= SHORT TASK =
Check each line of the records below for the word "decrease" and copy those where it appears.
— begin —
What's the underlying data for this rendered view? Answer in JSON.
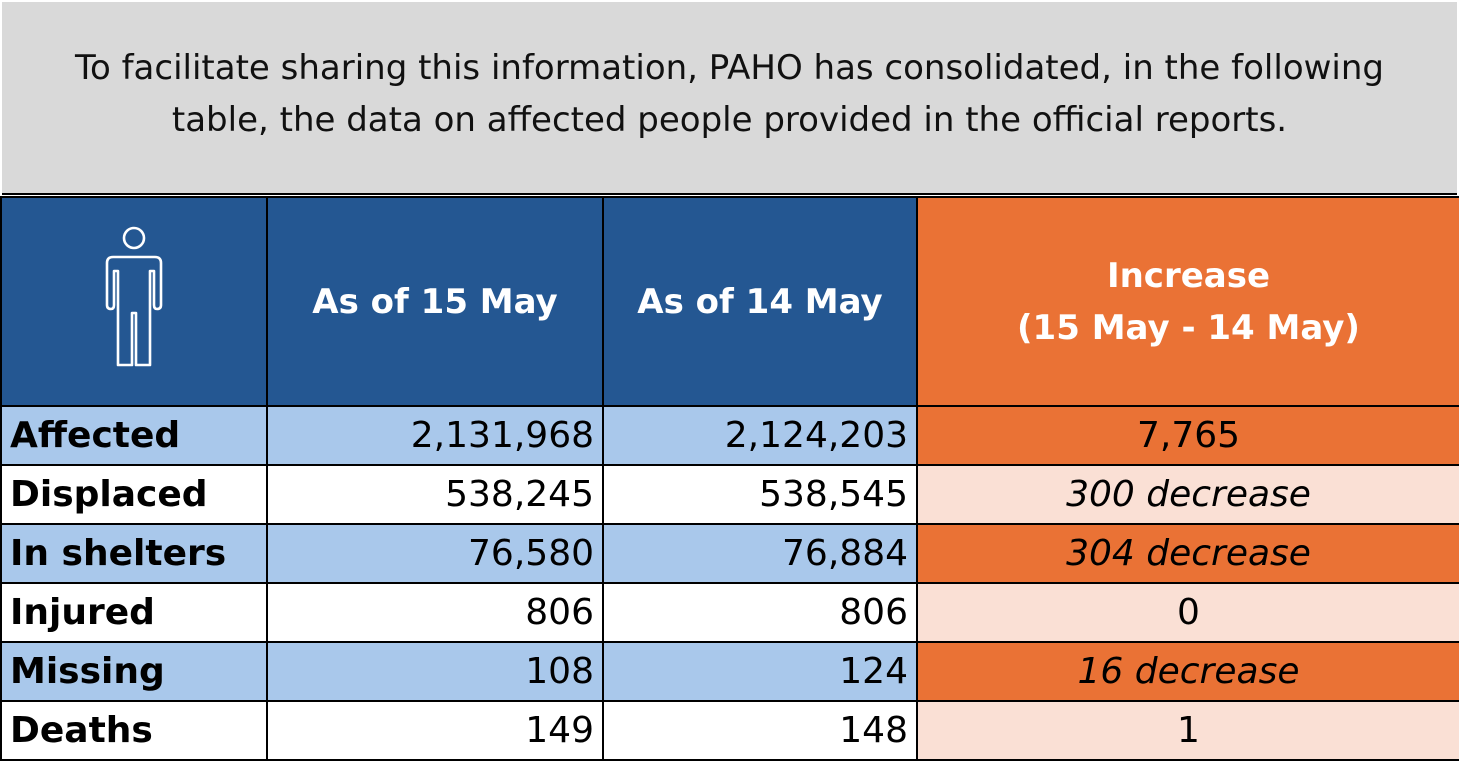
{
  "intro": {
    "text": "To facilitate sharing this information, PAHO has consolidated, in the following table, the data on affected people provided in the official reports."
  },
  "header": {
    "icon": "person-icon",
    "col_current": "As of 15 May",
    "col_previous": "As of 14 May",
    "col_increase_line1": "Increase",
    "col_increase_line2": "(15 May - 14 May)"
  },
  "rows": [
    {
      "label": "Affected",
      "current": "2,131,968",
      "previous": "2,124,203",
      "increase": "7,765"
    },
    {
      "label": "Displaced",
      "current": "538,245",
      "previous": "538,545",
      "increase": "300 decrease"
    },
    {
      "label": "In shelters",
      "current": "76,580",
      "previous": "76,884",
      "increase": "304 decrease"
    },
    {
      "label": "Injured",
      "current": "806",
      "previous": "806",
      "increase": "0"
    },
    {
      "label": "Missing",
      "current": "108",
      "previous": "124",
      "increase": "16 decrease"
    },
    {
      "label": "Deaths",
      "current": "149",
      "previous": "148",
      "increase": "1"
    }
  ],
  "colors": {
    "header_blue": "#245792",
    "header_orange": "#ea7235",
    "row_blue": "#a9c8eb",
    "row_peach": "#fae0d5",
    "banner_gray": "#d9d9d9"
  }
}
— end —
= TASK RESULT =
      "increase": "300 decrease"
      "increase": "304 decrease"
      "increase": "16 decrease"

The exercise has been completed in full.